PROVIDED RECORDS:
● ● ● ● ● ● ●
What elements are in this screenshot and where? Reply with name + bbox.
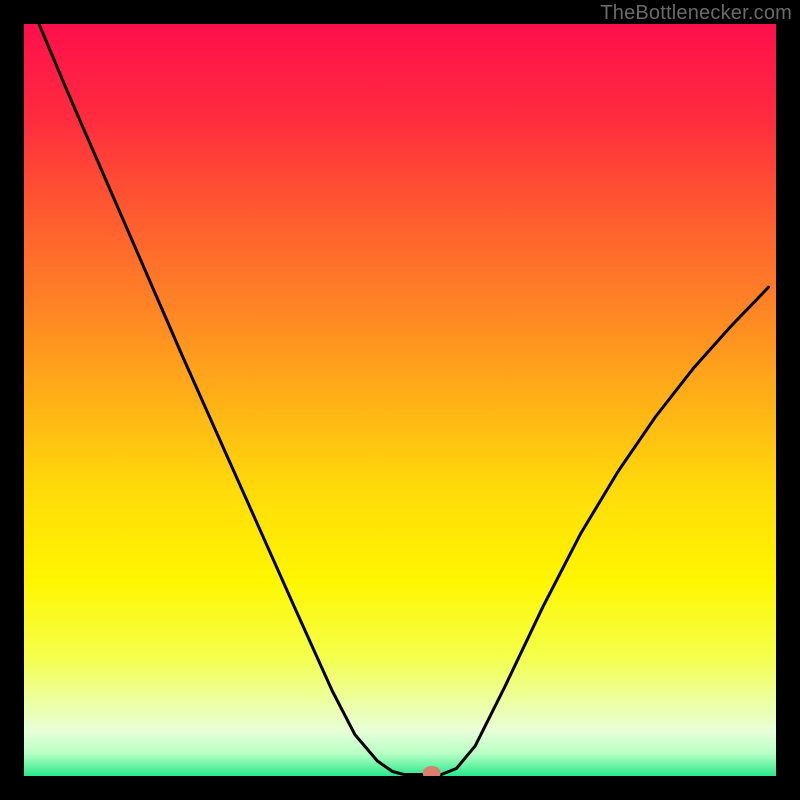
chart-frame [24, 24, 776, 776]
bottleneck-chart [24, 24, 776, 776]
watermark-text: TheBottlenecker.com [600, 2, 792, 25]
chart-stage: TheBottlenecker.com [0, 0, 800, 800]
gradient-background [24, 24, 776, 776]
● ● ● ● ● ● ●
JOB: Return each item above word for word, omitting the pictures.

CORRECT RESULT:
What elements are in this screenshot and where? Reply with name + bbox.
chart-frame [24, 24, 776, 776]
bottleneck-chart [24, 24, 776, 776]
watermark-text: TheBottlenecker.com [600, 2, 792, 25]
chart-stage: TheBottlenecker.com [0, 0, 800, 800]
gradient-background [24, 24, 776, 776]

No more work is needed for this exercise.